What to produce. Write the records out again, keeping each line exactly as it is.

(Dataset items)
+-------+
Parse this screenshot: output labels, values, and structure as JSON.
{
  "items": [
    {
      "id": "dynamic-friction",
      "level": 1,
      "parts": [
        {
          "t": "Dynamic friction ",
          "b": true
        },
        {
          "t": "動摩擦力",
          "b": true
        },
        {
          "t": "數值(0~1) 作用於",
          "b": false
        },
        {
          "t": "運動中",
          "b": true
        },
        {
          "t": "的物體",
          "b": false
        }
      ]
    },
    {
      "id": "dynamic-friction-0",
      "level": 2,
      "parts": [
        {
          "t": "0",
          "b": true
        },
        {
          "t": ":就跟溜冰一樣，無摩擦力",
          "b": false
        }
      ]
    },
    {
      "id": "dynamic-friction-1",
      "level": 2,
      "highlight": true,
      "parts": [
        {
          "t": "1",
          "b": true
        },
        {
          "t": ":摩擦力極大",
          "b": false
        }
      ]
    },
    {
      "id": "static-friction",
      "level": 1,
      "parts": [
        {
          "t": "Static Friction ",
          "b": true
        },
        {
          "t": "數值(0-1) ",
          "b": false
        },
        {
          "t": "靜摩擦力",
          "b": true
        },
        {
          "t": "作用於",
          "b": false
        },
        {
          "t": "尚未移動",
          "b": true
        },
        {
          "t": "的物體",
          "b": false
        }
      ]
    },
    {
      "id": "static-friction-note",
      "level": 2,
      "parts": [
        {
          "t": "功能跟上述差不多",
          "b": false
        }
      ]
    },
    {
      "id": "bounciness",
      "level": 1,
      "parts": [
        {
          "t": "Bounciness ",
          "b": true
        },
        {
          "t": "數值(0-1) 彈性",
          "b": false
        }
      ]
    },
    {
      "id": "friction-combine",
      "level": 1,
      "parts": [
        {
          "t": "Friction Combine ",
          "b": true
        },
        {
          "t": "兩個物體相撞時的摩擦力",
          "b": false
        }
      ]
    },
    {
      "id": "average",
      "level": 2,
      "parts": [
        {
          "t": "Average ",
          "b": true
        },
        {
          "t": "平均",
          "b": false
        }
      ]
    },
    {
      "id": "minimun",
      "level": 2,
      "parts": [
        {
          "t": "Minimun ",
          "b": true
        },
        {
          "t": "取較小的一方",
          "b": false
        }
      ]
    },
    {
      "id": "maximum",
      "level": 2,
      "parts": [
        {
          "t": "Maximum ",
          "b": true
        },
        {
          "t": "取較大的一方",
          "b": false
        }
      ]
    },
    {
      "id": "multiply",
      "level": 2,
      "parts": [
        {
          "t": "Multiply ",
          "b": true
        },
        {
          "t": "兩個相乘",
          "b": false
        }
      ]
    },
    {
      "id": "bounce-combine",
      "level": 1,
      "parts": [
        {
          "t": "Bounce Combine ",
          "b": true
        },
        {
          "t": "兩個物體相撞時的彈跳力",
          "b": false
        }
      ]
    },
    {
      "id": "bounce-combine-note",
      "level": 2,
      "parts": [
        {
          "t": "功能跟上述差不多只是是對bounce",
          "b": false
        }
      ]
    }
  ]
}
+-------+
Response to this exercise.
Parse this screenshot: output labels, values, and structure as JSON.
{
  "items": [
    {
      "id": "dynamic-friction",
      "level": 1,
      "parts": [
        {
          "t": "Dynamic friction ",
          "b": true
        },
        {
          "t": "動摩擦力",
          "b": true
        },
        {
          "t": "數值(0~1) 作用於",
          "b": false
        },
        {
          "t": "運動中",
          "b": true
        },
        {
          "t": "的物體",
          "b": false
        }
      ]
    },
    {
      "id": "dynamic-friction-0",
      "level": 2,
      "parts": [
        {
          "t": "0",
          "b": true
        },
        {
          "t": ":就跟溜冰一樣，無摩擦力",
          "b": false
        }
      ]
    },
    {
      "id": "dynamic-friction-1",
      "level": 2,
      "highlight": true,
      "parts": [
        {
          "t": "1",
          "b": true
        },
        {
          "t": ":摩擦力極大",
          "b": false
        }
      ]
    },
    {
      "id": "static-friction",
      "level": 1,
      "parts": [
        {
          "t": "Static Friction ",
          "b": true
        },
        {
          "t": "數值(0-1) ",
          "b": false
        },
        {
          "t": "靜摩擦力",
          "b": true
        },
        {
          "t": "作用於",
          "b": false
        },
        {
          "t": "尚未移動",
          "b": true
        },
        {
          "t": "的物體",
          "b": false
        }
      ]
    },
    {
      "id": "static-friction-note",
      "level": 2,
      "parts": [
        {
          "t": "功能跟上述差不多",
          "b": false
        }
      ]
    },
    {
      "id": "bounciness",
      "level": 1,
      "parts": [
        {
          "t": "Bounciness ",
          "b": true
        },
        {
          "t": "數值(0-1) 彈性",
          "b": false
        }
      ]
    },
    {
      "id": "friction-combine",
      "level": 1,
      "parts": [
        {
          "t": "Friction Combine ",
          "b": true
        },
        {
          "t": "兩個物體相撞時的摩擦力",
          "b": false
        }
      ]
    },
    {
      "id": "average",
      "level": 2,
      "parts": [
        {
          "t": "Average ",
          "b": true
        },
        {
          "t": "平均",
          "b": false
        }
      ]
    },
    {
      "id": "minimun",
      "level": 2,
      "parts": [
        {
          "t": "Minimun ",
          "b": true
        },
        {
          "t": "取較小的一方",
          "b": false
        }
      ]
    },
    {
      "id": "maximum",
      "level": 2,
      "parts": [
        {
          "t": "Maximum ",
          "b": true
        },
        {
          "t": "取較大的一方",
          "b": false
        }
      ]
    },
    {
      "id": "multiply",
      "level": 2,
      "parts": [
        {
          "t": "Multiply ",
          "b": true
        },
        {
          "t": "兩個相乘",
          "b": false
        }
      ]
    },
    {
      "id": "bounce-combine",
      "level": 1,
      "parts": [
        {
          "t": "Bounce Combine ",
          "b": true
        },
        {
          "t": "兩個物體相撞時的彈跳力",
          "b": false
        }
      ]
    },
    {
      "id": "bounce-combine-note",
      "level": 2,
      "parts": [
        {
          "t": "功能跟上述差不多只是是對bounce",
          "b": false
        }
      ]
    }
  ]
}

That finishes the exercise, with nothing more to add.